● WORK INSTRUCTIONS:
Identify and reproduce every line holding the string "screenshot".

----------

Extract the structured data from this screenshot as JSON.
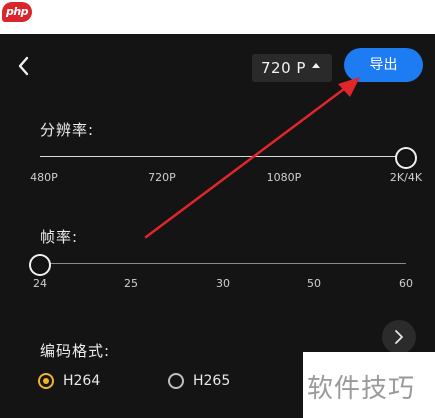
{
  "watermarks": {
    "top_logo": "php",
    "corner_text": "软件技巧"
  },
  "header": {
    "resolution_value": "720 P",
    "export_label": "导出"
  },
  "resolution": {
    "label": "分辨率:",
    "ticks": [
      "480P",
      "720P",
      "1080P",
      "2K/4K"
    ],
    "selected_fraction": 1.0
  },
  "frame_rate": {
    "label": "帧率:",
    "ticks": [
      "24",
      "25",
      "30",
      "50",
      "60"
    ],
    "selected_fraction": 0.0
  },
  "encoding": {
    "label": "编码格式:",
    "options": [
      {
        "label": "H264",
        "selected": true
      },
      {
        "label": "H265",
        "selected": false
      }
    ]
  },
  "colors": {
    "accent": "#1e7cf2",
    "radio_selected": "#f0b429",
    "annotation_arrow": "#e0262b"
  },
  "icons": {
    "back": "chevron-left-icon",
    "dropdown": "caret-up-icon",
    "side_panel": "chevron-right-icon"
  }
}
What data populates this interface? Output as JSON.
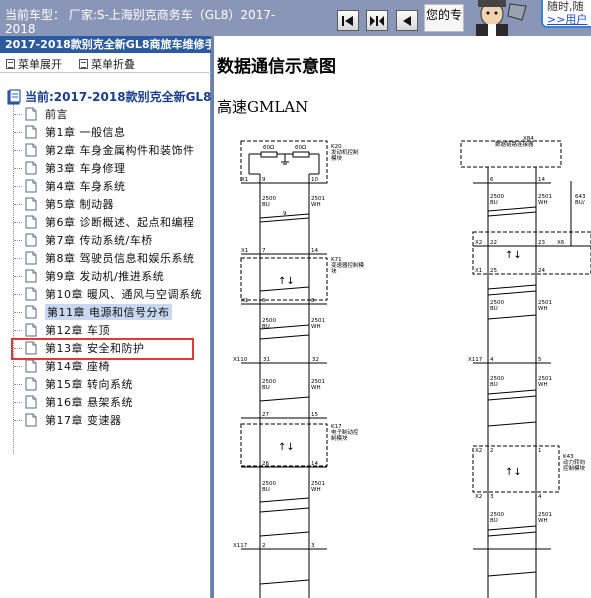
{
  "header": {
    "car_label": "当前车型： 厂家:S-上海别克商务车（GL8）2017-",
    "car_label_cont": "2018",
    "your_text": "您的专",
    "help_line1": "随时,随",
    "help_line2": ">>用户"
  },
  "nav": {
    "buttons": [
      "first-page",
      "split-view",
      "previous-page"
    ]
  },
  "sidebar": {
    "title": "2017-2018款别克全新GL8商旅车维修手",
    "expand_label": "菜单展开",
    "collapse_label": "菜单折叠",
    "root_label": "当前:2017-2018款别克全新GL8",
    "items": [
      {
        "label": "前言"
      },
      {
        "label": "第1章 一般信息"
      },
      {
        "label": "第2章 车身金属构件和装饰件"
      },
      {
        "label": "第3章 车身修理"
      },
      {
        "label": "第4章 车身系统"
      },
      {
        "label": "第5章 制动器"
      },
      {
        "label": "第6章 诊断概述、起点和编程"
      },
      {
        "label": "第7章 传动系统/车桥"
      },
      {
        "label": "第8章 驾驶员信息和娱乐系统"
      },
      {
        "label": "第9章 发动机/推进系统"
      },
      {
        "label": "第10章 暖风、通风与空调系统"
      },
      {
        "label": "第11章 电源和信号分布",
        "selected": true
      },
      {
        "label": "第12章 车顶"
      },
      {
        "label": "第13章 安全和防护"
      },
      {
        "label": "第14章 座椅"
      },
      {
        "label": "第15章 转向系统"
      },
      {
        "label": "第16章 悬架系统"
      },
      {
        "label": "第17章 变速器"
      }
    ]
  },
  "main": {
    "title": "数据通信示意图",
    "subtitle": "高速GMLAN"
  },
  "diagram": {
    "k20_id": "K20",
    "k20_name1": "发动机控制",
    "k20_name2": "模块",
    "res1": "60Ω",
    "res2": "60Ω",
    "x84_id": "X84",
    "x84_name": "数据链路连接器",
    "k71_id": "K71",
    "k71_name1": "变速器控制模",
    "k71_name2": "块",
    "k17_id": "K17",
    "k17_name1": "电子制动控",
    "k17_name2": "制模块",
    "k43_id": "K43",
    "k43_name1": "动力转向",
    "k43_name2": "控制模块",
    "conn_x1": "X1",
    "conn_x2": "X2",
    "conn_x6": "X6",
    "conn_x110": "X110",
    "conn_x117": "X117",
    "pin_9": "9",
    "pin_10": "10",
    "pin_7": "7",
    "pin_14": "14",
    "pin_6": "6",
    "pin_8": "8",
    "pin_31": "31",
    "pin_32": "32",
    "pin_27": "27",
    "pin_15": "15",
    "pin_26": "26",
    "pin_4": "4",
    "pin_5": "5",
    "pin_2": "2",
    "pin_3": "3",
    "pin_22": "22",
    "pin_23": "23",
    "pin_25": "25",
    "pin_24": "24",
    "pin_1": "1",
    "wire_2500": "2500",
    "wire_2501": "2501",
    "color_bu": "BU",
    "color_wh": "WH",
    "twist": "9",
    "wire_643": "643",
    "color_bu_a": "BU/",
    "colors": {
      "frame": "#6b7fa8",
      "title_bar": "#2c5aa0",
      "highlight": "#e53935",
      "top_bar": "#8a96b8"
    }
  }
}
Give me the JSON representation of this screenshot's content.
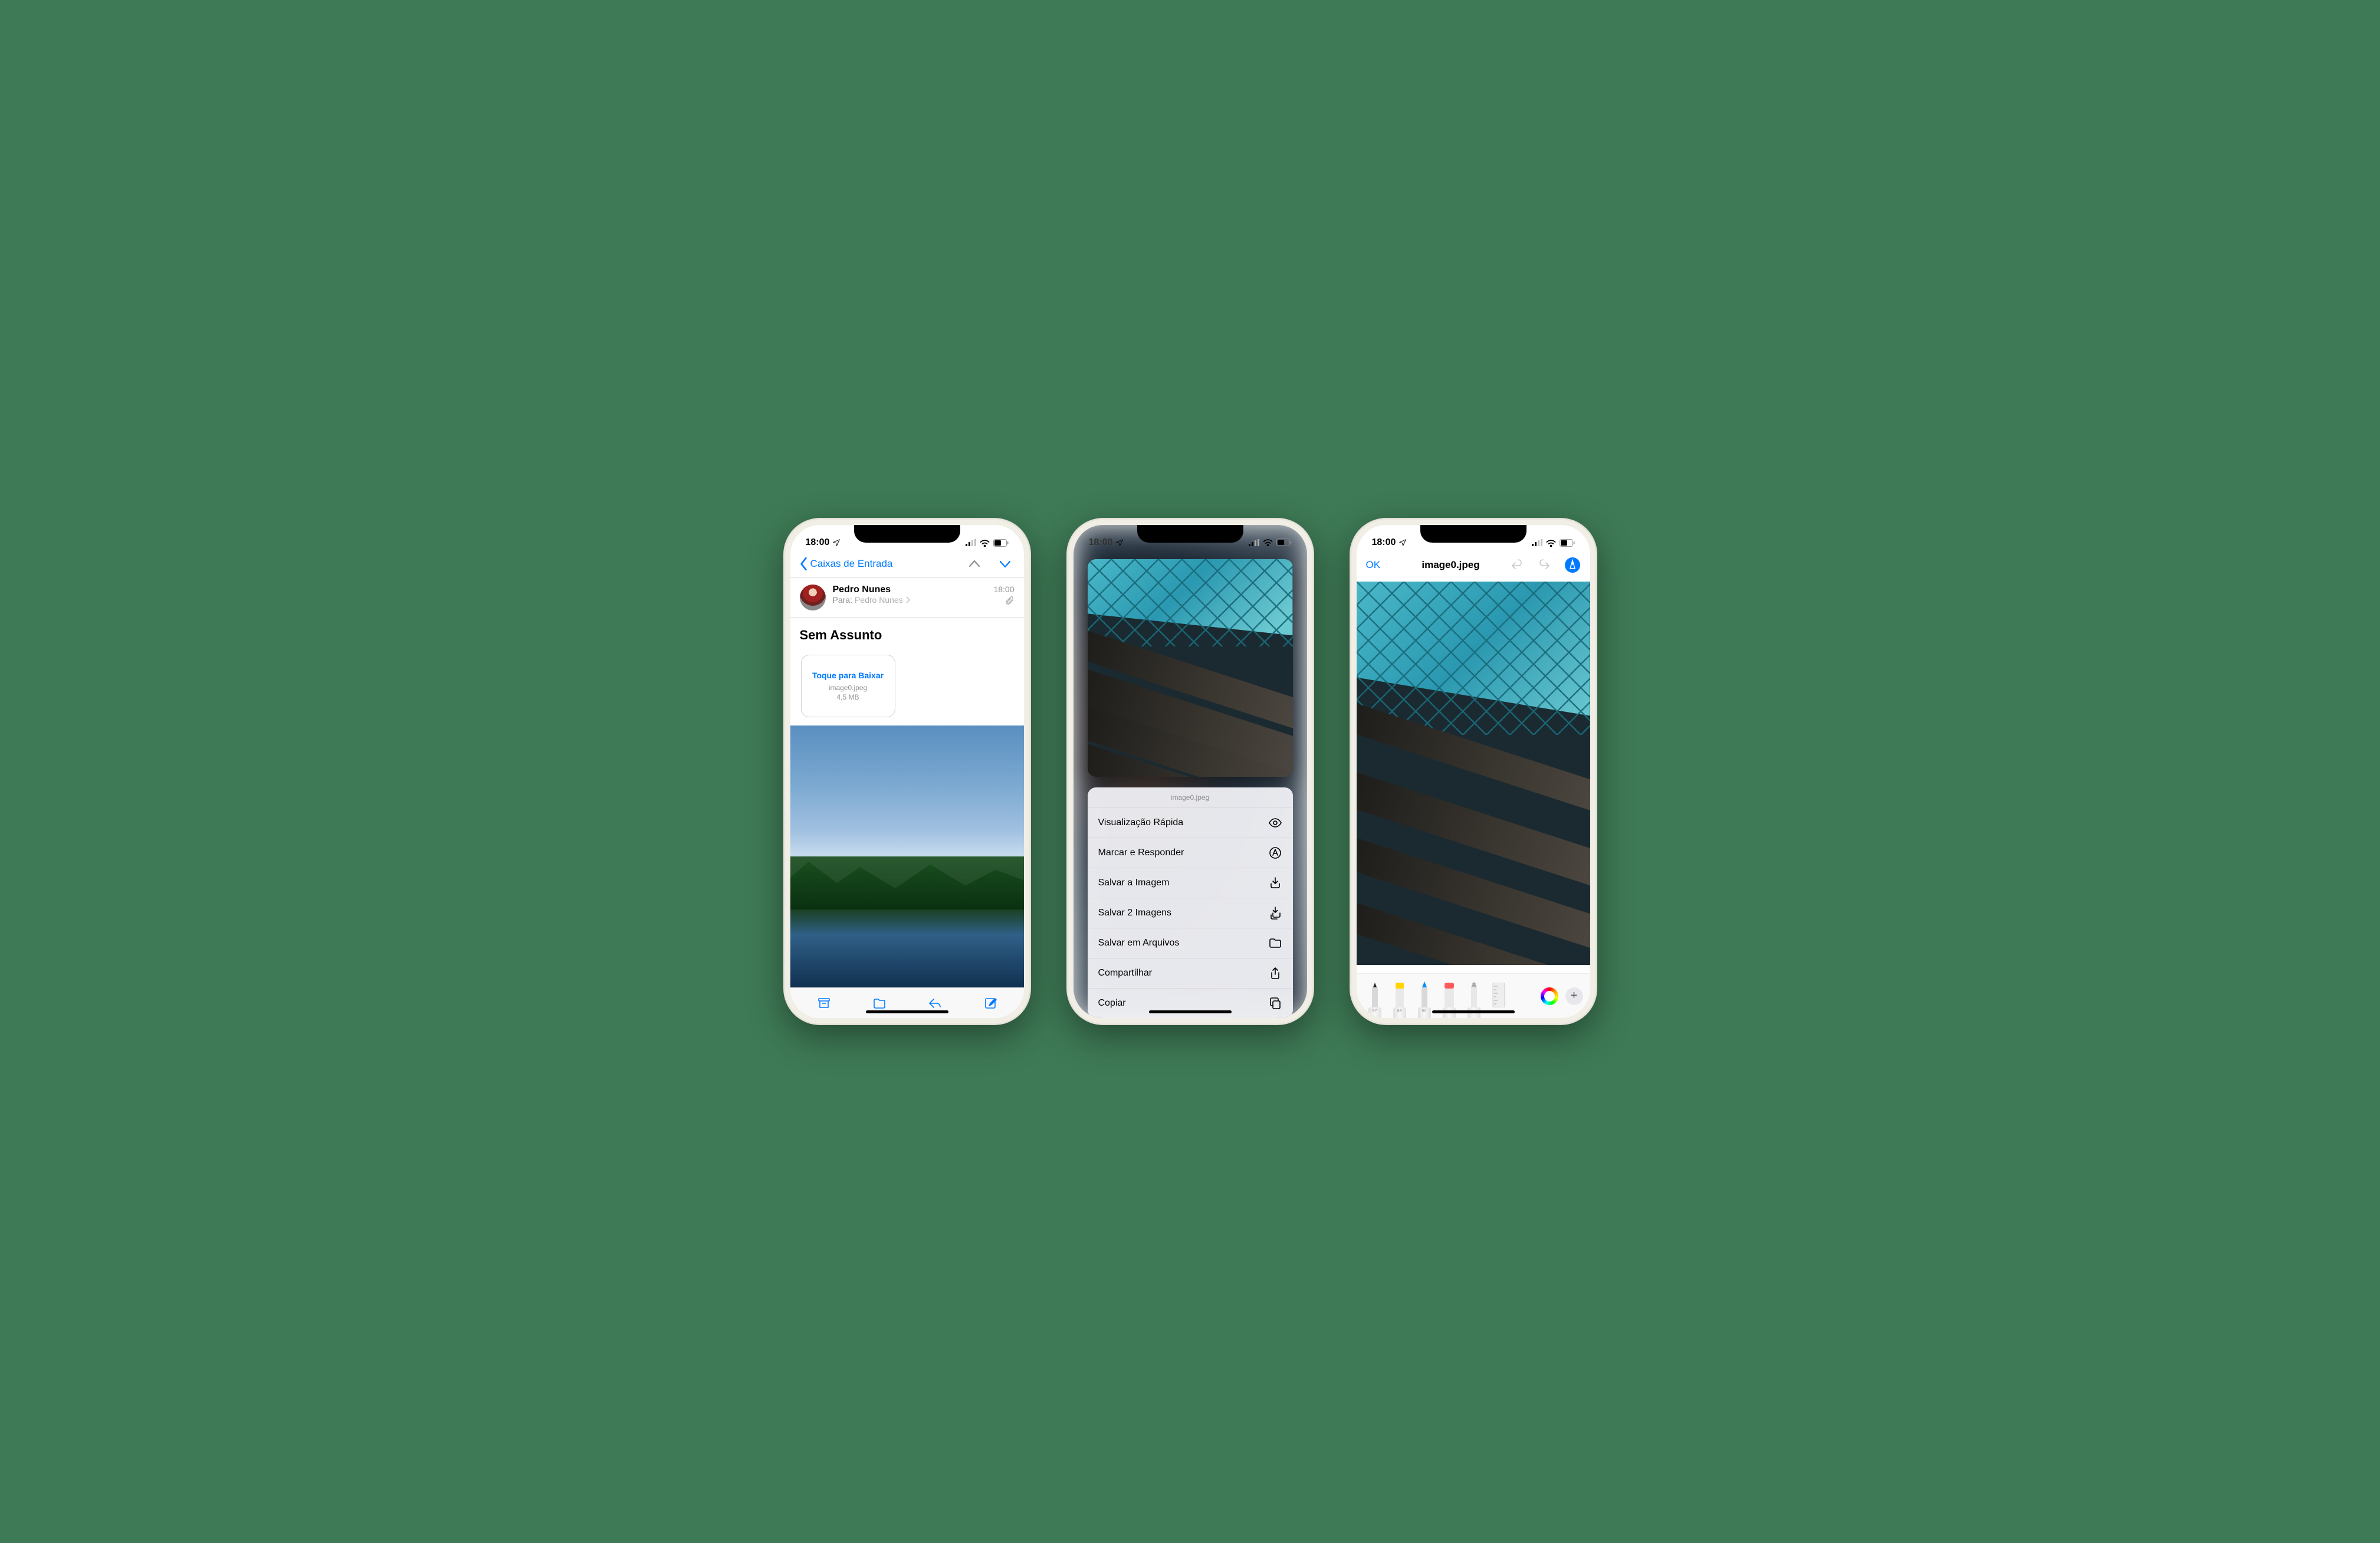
{
  "status": {
    "time": "18:00"
  },
  "phone1": {
    "back_label": "Caixas de Entrada",
    "sender": "Pedro Nunes",
    "to_prefix": "Para:",
    "to_name": "Pedro Nunes",
    "time": "18:00",
    "subject": "Sem Assunto",
    "attachment": {
      "download": "Toque para Baixar",
      "filename": "image0.jpeg",
      "size": "4,5 MB"
    }
  },
  "phone2": {
    "menu_title": "image0.jpeg",
    "items": [
      {
        "label": "Visualização Rápida",
        "icon": "eye"
      },
      {
        "label": "Marcar e Responder",
        "icon": "markup"
      },
      {
        "label": "Salvar a Imagem",
        "icon": "save-image"
      },
      {
        "label": "Salvar 2 Imagens",
        "icon": "save-images"
      },
      {
        "label": "Salvar em Arquivos",
        "icon": "folder"
      },
      {
        "label": "Compartilhar",
        "icon": "share"
      },
      {
        "label": "Copiar",
        "icon": "copy"
      }
    ]
  },
  "phone3": {
    "ok": "OK",
    "title": "image0.jpeg",
    "tool_labels": [
      "97",
      "88",
      "50",
      "",
      ""
    ]
  }
}
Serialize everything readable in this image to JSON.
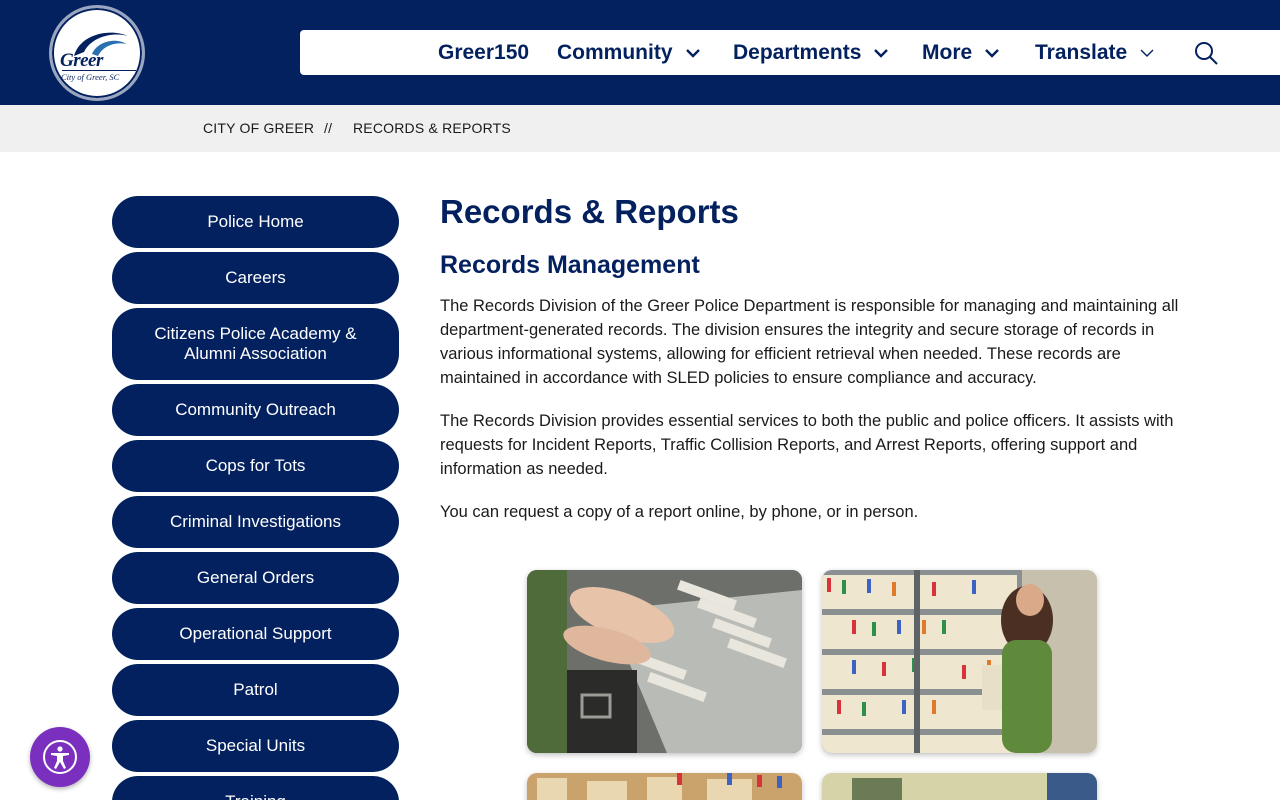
{
  "logo": {
    "name": "Greer",
    "subtitle": "City of Greer, SC"
  },
  "nav": {
    "items": [
      {
        "label": "Greer150",
        "has_dropdown": false
      },
      {
        "label": "Community",
        "has_dropdown": true
      },
      {
        "label": "Departments",
        "has_dropdown": true
      },
      {
        "label": "More",
        "has_dropdown": true
      },
      {
        "label": "Translate",
        "has_dropdown": true
      }
    ],
    "search_icon": "search-icon"
  },
  "breadcrumb": {
    "home": "CITY OF GREER",
    "separator": "//",
    "current": "RECORDS & REPORTS"
  },
  "sidebar": {
    "items": [
      {
        "label": "Police Home"
      },
      {
        "label": "Careers"
      },
      {
        "label": "Citizens Police Academy & Alumni Association"
      },
      {
        "label": "Community Outreach"
      },
      {
        "label": "Cops for Tots"
      },
      {
        "label": "Criminal Investigations"
      },
      {
        "label": "General Orders"
      },
      {
        "label": "Operational Support"
      },
      {
        "label": "Patrol"
      },
      {
        "label": "Special Units"
      },
      {
        "label": "Training"
      }
    ]
  },
  "main": {
    "title": "Records & Reports",
    "section_title": "Records Management",
    "paragraphs": [
      "The Records Division of the Greer Police Department is responsible for managing and maintaining all department-generated records. The division ensures the integrity and secure storage of records in various informational systems, allowing for efficient retrieval when needed. These records are maintained in accordance with SLED policies to ensure compliance and accuracy.",
      "The Records Division provides essential services to both the public and police officers. It assists with requests for Incident Reports, Traffic Collision Reports, and Arrest Reports, offering support and information as needed.",
      "You can request a copy of a report online, by phone, or in person."
    ]
  },
  "colors": {
    "brand_navy": "#04215f",
    "crumb_bg": "#f0f0f0",
    "accessibility_purple": "#7b2fbf"
  }
}
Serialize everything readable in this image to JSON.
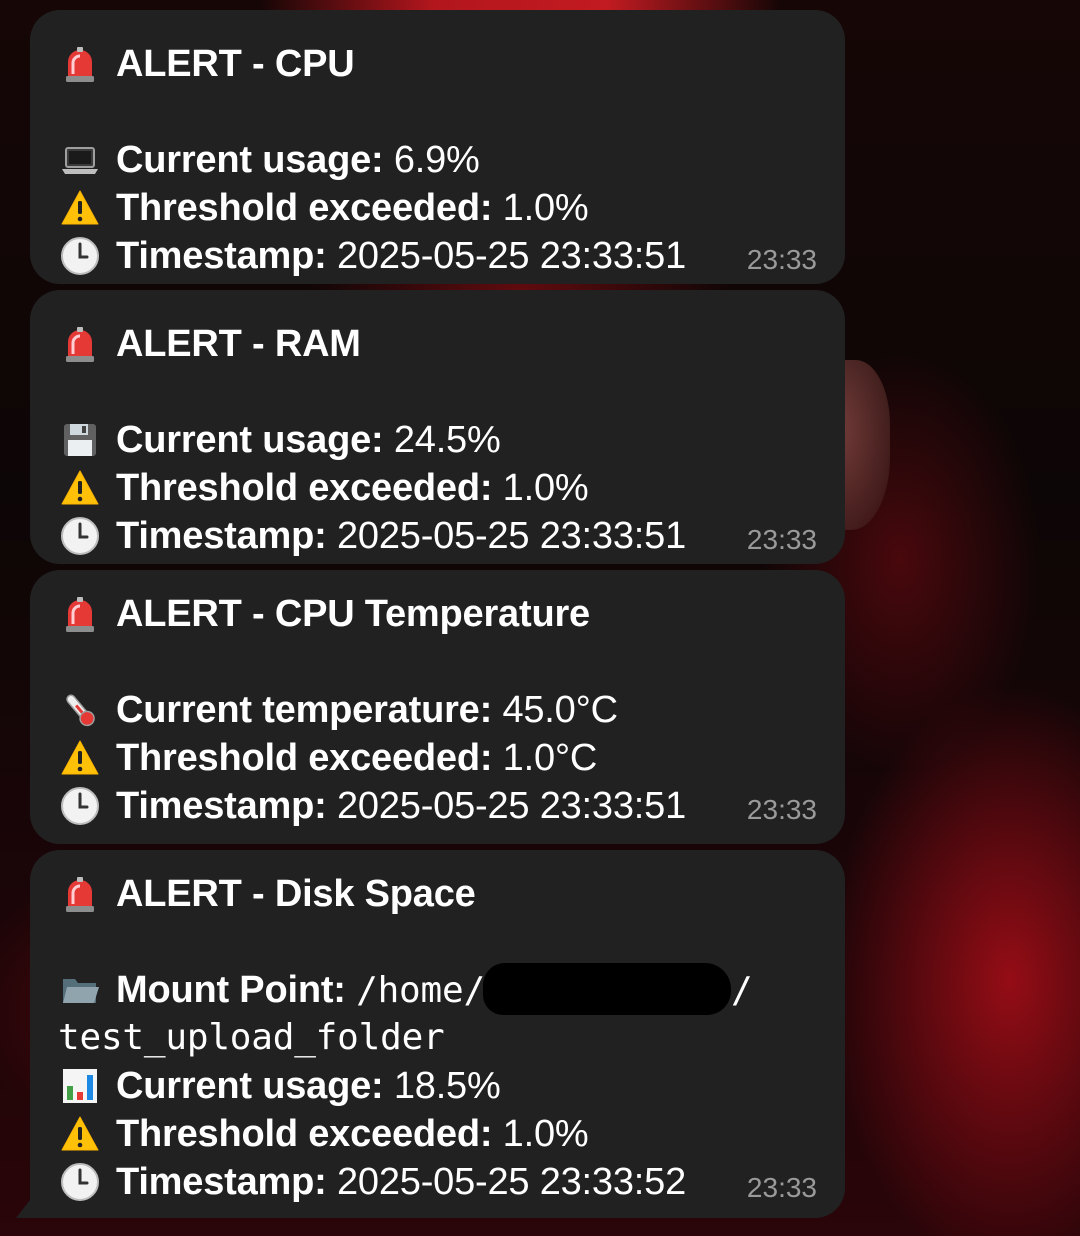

----------

● OUTPUT FOR THIS EXERCISE:
Extract the structured data from this screenshot as JSON.
Give me the JSON representation of this screenshot's content.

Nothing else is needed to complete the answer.